SET TASK |
Identify all lines in the data containing the string "spectrogram". Copy them out.

THE DATA |
START

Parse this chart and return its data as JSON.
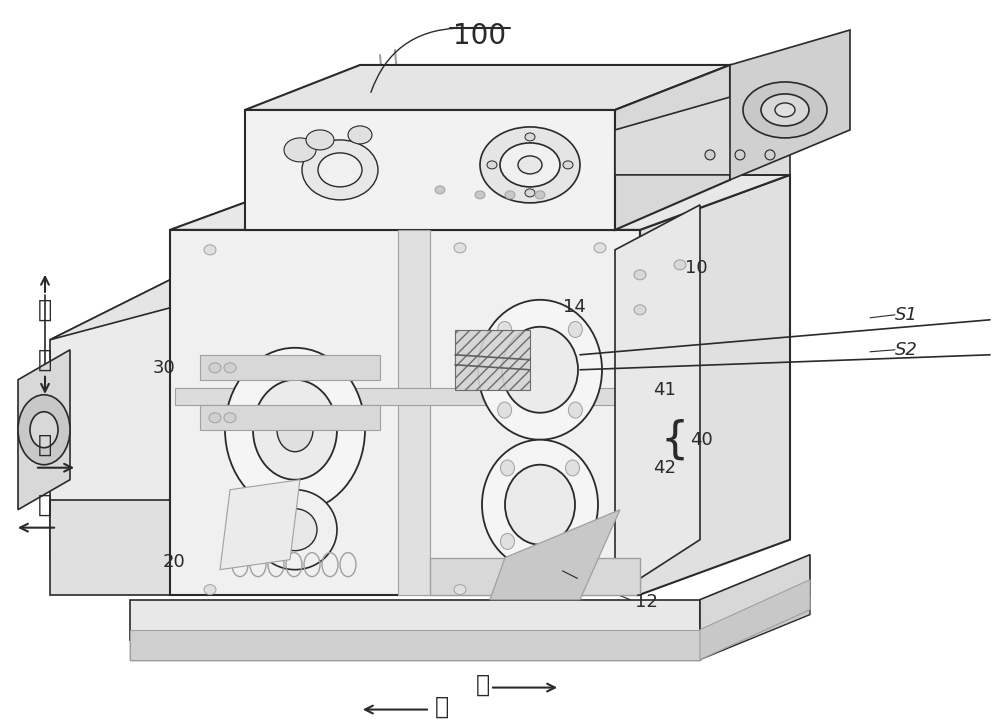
{
  "background_color": "#ffffff",
  "line_color": "#2a2a2a",
  "gray_light": "#c8c8c8",
  "gray_med": "#a0a0a0",
  "gray_dark": "#606060",
  "labels": [
    "100",
    "10",
    "12",
    "14",
    "20",
    "30",
    "40",
    "41",
    "42",
    "S1",
    "S2"
  ],
  "dir_up": "上",
  "dir_down": "下",
  "dir_right": "右",
  "dir_left": "左",
  "dir_front": "前",
  "dir_back": "后"
}
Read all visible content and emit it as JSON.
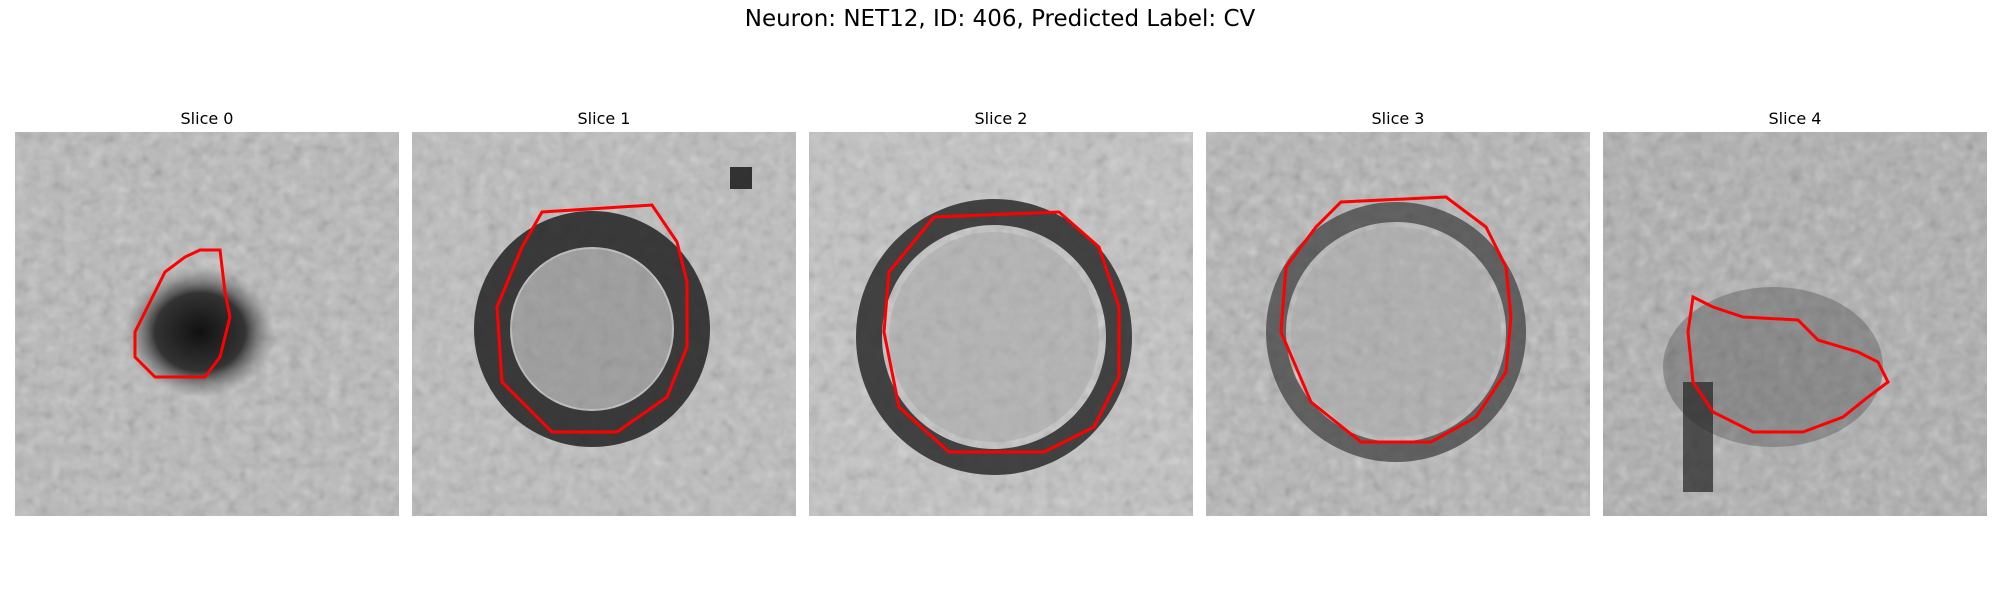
{
  "figure": {
    "title": "Neuron: NET12, ID: 406, Predicted Label: CV"
  },
  "panels": [
    {
      "title": "Slice 0"
    },
    {
      "title": "Slice 1"
    },
    {
      "title": "Slice 2"
    },
    {
      "title": "Slice 3"
    },
    {
      "title": "Slice 4"
    }
  ],
  "colors": {
    "contour": "#ff0000",
    "background": "#ffffff"
  }
}
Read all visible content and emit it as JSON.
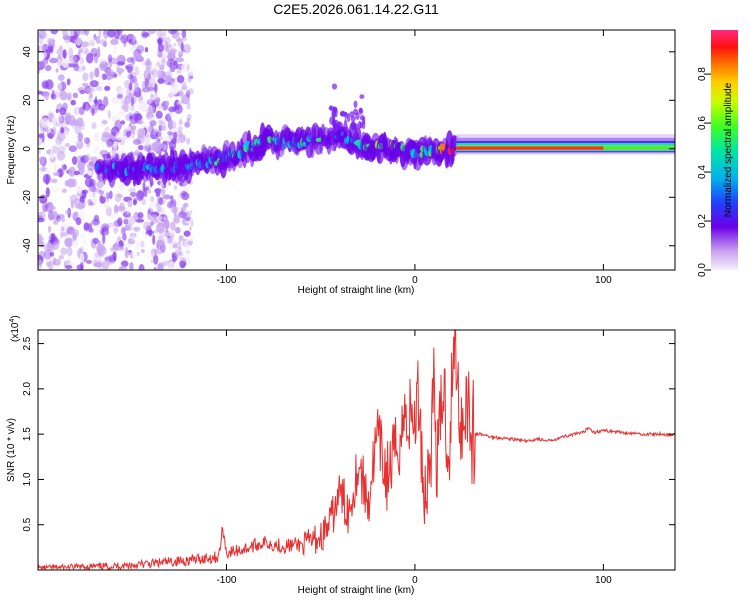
{
  "title": "C2E5.2026.061.14.22.G11",
  "colors": {
    "spectral_scale": [
      "#f4ecfa",
      "#c9a8f0",
      "#8a3ff0",
      "#6a00e8",
      "#3060ff",
      "#00c8e8",
      "#3ce870",
      "#9aff00",
      "#ffe000",
      "#ff8000",
      "#ff2000",
      "#ff1a6a"
    ],
    "snr_line": "#e83030"
  },
  "chart_data": [
    {
      "type": "heatmap",
      "name": "spectrogram",
      "title": "C2E5.2026.061.14.22.G11",
      "xlabel": "Height of straight line (km)",
      "ylabel": "Frequency (Hz)",
      "xlim": [
        -200,
        138
      ],
      "ylim": [
        -50,
        49
      ],
      "xticks": [
        -100,
        0,
        100
      ],
      "xtick_labels": [
        "-100",
        "0",
        "100"
      ],
      "yticks": [
        -40,
        -20,
        0,
        20,
        40
      ],
      "ytick_labels": [
        "-40",
        "-20",
        "0",
        "20",
        "40"
      ],
      "colorbar": {
        "label": "Normalized spectral amplitude",
        "range": [
          0.0,
          0.98
        ],
        "ticks": [
          0.0,
          0.2,
          0.4,
          0.6,
          0.8
        ],
        "tick_labels": [
          "0.0",
          "0.2",
          "0.4",
          "0.6",
          "0.8"
        ]
      },
      "ridge": {
        "x": [
          -168,
          -150,
          -130,
          -110,
          -95,
          -80,
          -60,
          -45,
          -38,
          -30,
          -20,
          -10,
          0,
          10,
          22,
          40,
          60,
          80,
          100,
          120,
          138
        ],
        "freq": [
          -9,
          -8,
          -8,
          -6,
          -2,
          3,
          3,
          4,
          5,
          2,
          1,
          0,
          -2,
          -1,
          0,
          0,
          0,
          0,
          0,
          0,
          0
        ],
        "amplitude": [
          0.35,
          0.35,
          0.3,
          0.35,
          0.45,
          0.5,
          0.4,
          0.45,
          0.4,
          0.45,
          0.5,
          0.45,
          0.5,
          0.5,
          0.95,
          0.97,
          0.97,
          0.9,
          0.88,
          0.5,
          0.45
        ]
      }
    },
    {
      "type": "line",
      "name": "snr",
      "xlabel": "Height of straight line (km)",
      "ylabel": "SNR (10 * v/v)",
      "yscale_label": "(x10",
      "yscale_exp": "4",
      "xlim": [
        -200,
        138
      ],
      "ylim": [
        0,
        2.65
      ],
      "xticks": [
        -100,
        0,
        100
      ],
      "xtick_labels": [
        "-100",
        "0",
        "100"
      ],
      "yticks": [
        0.5,
        1.0,
        1.5,
        2.0,
        2.5
      ],
      "ytick_labels": [
        "0.5",
        "1.0",
        "1.5",
        "2.0",
        "2.5"
      ],
      "series": [
        {
          "name": "SNR",
          "x": [
            -200,
            -180,
            -160,
            -140,
            -120,
            -104,
            -102,
            -100,
            -90,
            -80,
            -70,
            -60,
            -50,
            -45,
            -40,
            -35,
            -30,
            -25,
            -20,
            -15,
            -10,
            -5,
            0,
            2,
            5,
            8,
            10,
            12,
            15,
            18,
            20,
            22,
            23,
            25,
            27,
            30,
            32,
            35,
            40,
            50,
            60,
            65,
            70,
            80,
            90,
            92,
            95,
            100,
            110,
            120,
            130,
            138
          ],
          "values": [
            0.03,
            0.04,
            0.05,
            0.08,
            0.12,
            0.16,
            0.48,
            0.2,
            0.25,
            0.32,
            0.28,
            0.3,
            0.4,
            0.55,
            0.9,
            0.7,
            1.25,
            0.8,
            1.55,
            1.1,
            1.4,
            1.8,
            1.75,
            2.05,
            0.9,
            1.3,
            2.15,
            1.2,
            2.2,
            1.4,
            2.3,
            2.62,
            2.05,
            1.7,
            2.15,
            1.7,
            1.5,
            1.5,
            1.47,
            1.45,
            1.42,
            1.45,
            1.42,
            1.48,
            1.52,
            1.58,
            1.52,
            1.54,
            1.52,
            1.5,
            1.5,
            1.49
          ]
        }
      ]
    }
  ]
}
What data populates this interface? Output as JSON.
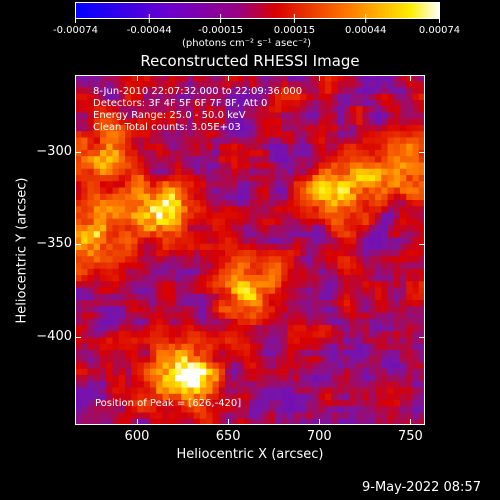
{
  "chart_data": {
    "type": "heatmap",
    "title": "Reconstructed RHESSI Image",
    "xlabel": "Heliocentric X (arcsec)",
    "ylabel": "Heliocentric Y (arcsec)",
    "xlim": [
      566,
      758
    ],
    "ylim": [
      -448,
      -258
    ],
    "x_ticks": [
      600,
      650,
      700,
      750
    ],
    "y_ticks": [
      -300,
      -350,
      -400
    ],
    "colorbar": {
      "ticks": [
        -0.00074,
        -0.00044,
        -0.00015,
        0.00015,
        0.00044,
        0.00074
      ],
      "tick_labels": [
        "-0.00074",
        "-0.00044",
        "-0.00015",
        "0.00015",
        "0.00044",
        "0.00074"
      ],
      "unit_label": "(photons cm⁻² s⁻¹ asec⁻²)",
      "colors": [
        "#0000ff",
        "#7700cc",
        "#cc0000",
        "#ff7700",
        "#ffffff"
      ]
    },
    "annotations": [
      "8-Jun-2010 22:07:32.000 to 22:09:36.000",
      "Detectors: 3F 4F 5F 6F 7F 8F, Att 0",
      "Energy Range: 25.0 - 50.0 keV",
      "Clean     Total counts: 3.05E+03"
    ],
    "peak_label": "Position of Peak = [626,-420]",
    "peak": [
      626,
      -420
    ],
    "bright_regions": [
      {
        "x": 626,
        "y": -420,
        "value": 0.00074
      },
      {
        "x": 612,
        "y": -330,
        "value": 0.0006
      },
      {
        "x": 575,
        "y": -345,
        "value": 0.00055
      },
      {
        "x": 710,
        "y": -320,
        "value": 0.0005
      },
      {
        "x": 745,
        "y": -310,
        "value": 0.00045
      },
      {
        "x": 660,
        "y": -375,
        "value": 0.00048
      },
      {
        "x": 580,
        "y": -300,
        "value": 0.0004
      }
    ]
  },
  "footer_date": "9-May-2022 08:57"
}
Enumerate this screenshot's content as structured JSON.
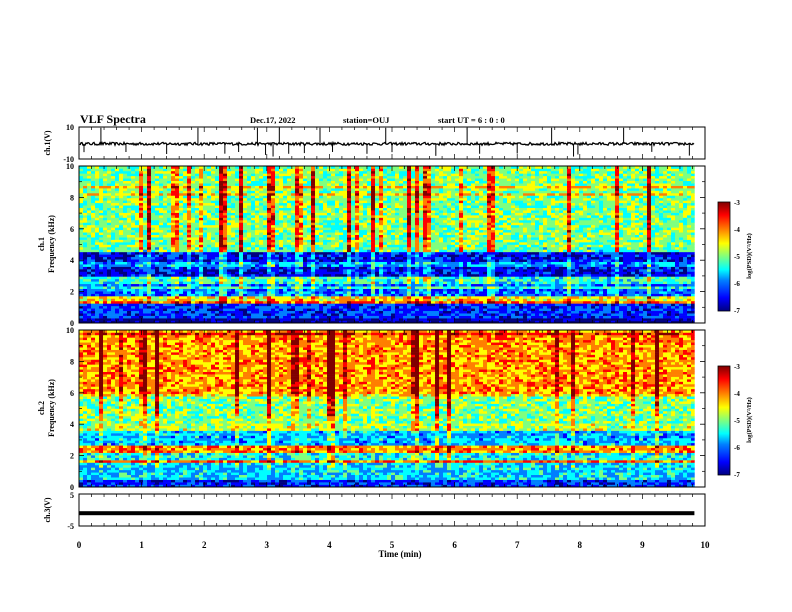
{
  "header": {
    "title": "VLF Spectra",
    "date": "Dec.17, 2022",
    "station": "station=OUJ",
    "start_ut": "start  UT =   6 : 0  : 0"
  },
  "colors": {
    "scale": [
      "#00007f",
      "#0000ff",
      "#007fff",
      "#00ffff",
      "#7fff7f",
      "#ffff00",
      "#ff7f00",
      "#ff0000",
      "#7f0000"
    ]
  },
  "chart_data": [
    {
      "type": "line",
      "panel": "ch1-waveform",
      "ylabel": "ch.1(V)",
      "yticks": [
        "10",
        "-10"
      ],
      "ylim": [
        -10,
        10
      ],
      "xlim": [
        0,
        10
      ],
      "baseline": -0.5,
      "spikes_min": [
        0.08,
        0.35,
        0.75,
        1.4,
        1.9,
        2.33,
        2.55,
        2.85,
        2.98,
        3.1,
        3.2,
        3.35,
        3.6,
        3.85,
        4.05,
        4.6,
        4.9,
        5.0,
        5.7,
        6.2,
        6.4,
        7.0,
        7.55,
        7.9,
        7.97,
        8.7,
        9.15,
        9.75
      ]
    },
    {
      "type": "heatmap",
      "panel": "ch1-spectrogram",
      "ylabel": "ch.1",
      "ylabel2": "Frequency (kHz)",
      "yticks": [
        "0",
        "2",
        "4",
        "6",
        "8",
        "10"
      ],
      "ylim": [
        0,
        10
      ],
      "xlim": [
        0,
        9.83
      ],
      "colorbar": {
        "label": "log(PSD)(V²/Hz)",
        "range": [
          -7,
          -3
        ],
        "ticks": [
          "-3",
          "-4",
          "-5",
          "-6",
          "-7"
        ]
      },
      "bands_khz": [
        {
          "range": [
            0,
            0.3
          ],
          "level": -6.8
        },
        {
          "range": [
            0.3,
            1.3
          ],
          "level": -6.2
        },
        {
          "range": [
            1.3,
            1.7
          ],
          "level": -4.6
        },
        {
          "range": [
            1.7,
            2.6
          ],
          "level": -6.0
        },
        {
          "range": [
            2.6,
            3.0
          ],
          "level": -5.3
        },
        {
          "range": [
            3.0,
            4.6
          ],
          "level": -6.4
        },
        {
          "range": [
            4.6,
            4.9
          ],
          "level": -5.2
        },
        {
          "range": [
            4.9,
            10.0
          ],
          "level": -5.0
        }
      ]
    },
    {
      "type": "heatmap",
      "panel": "ch2-spectrogram",
      "ylabel": "ch.2",
      "ylabel2": "Frequency (kHz)",
      "yticks": [
        "0",
        "2",
        "4",
        "6",
        "8",
        "10"
      ],
      "ylim": [
        0,
        10
      ],
      "xlim": [
        0,
        9.83
      ],
      "colorbar": {
        "label": "log(PSD)(V²/Hz)",
        "range": [
          -7,
          -3
        ],
        "ticks": [
          "-3",
          "-4",
          "-5",
          "-6",
          "-7"
        ]
      },
      "bands_khz": [
        {
          "range": [
            0,
            0.5
          ],
          "level": -6.4
        },
        {
          "range": [
            0.5,
            1.5
          ],
          "level": -5.8
        },
        {
          "range": [
            1.5,
            1.7
          ],
          "level": -4.2
        },
        {
          "range": [
            1.7,
            2.2
          ],
          "level": -5.6
        },
        {
          "range": [
            2.2,
            2.6
          ],
          "level": -4.4
        },
        {
          "range": [
            2.6,
            3.6
          ],
          "level": -5.9
        },
        {
          "range": [
            3.6,
            4.1
          ],
          "level": -5.0
        },
        {
          "range": [
            4.1,
            6.0
          ],
          "level": -5.2
        },
        {
          "range": [
            6.0,
            10.0
          ],
          "level": -4.4
        }
      ]
    },
    {
      "type": "line",
      "panel": "ch3-waveform",
      "ylabel": "ch.3(V)",
      "yticks": [
        "5",
        "-5"
      ],
      "ylim": [
        -5,
        5
      ],
      "xlim": [
        0,
        10
      ],
      "value": -1.0
    }
  ],
  "xaxis": {
    "label": "Time (min)",
    "ticks": [
      "0",
      "1",
      "2",
      "3",
      "4",
      "5",
      "6",
      "7",
      "8",
      "9",
      "10"
    ]
  }
}
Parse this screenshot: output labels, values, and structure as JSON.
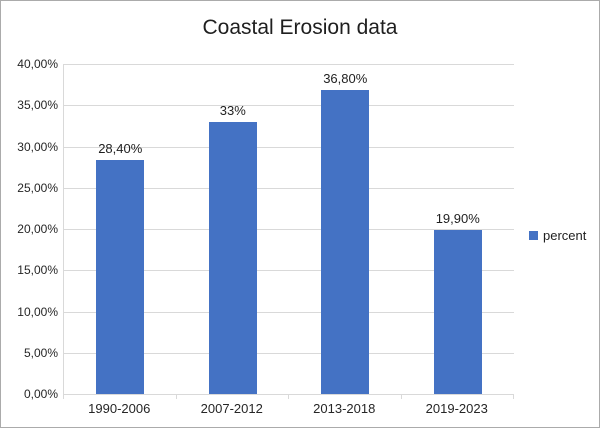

END

SOLUTION FOR THIS PROBLEM |
      "name": "spectrogram",
      "panel": "ch1-spectrogram",
      "panel": "ch2-spectrogram",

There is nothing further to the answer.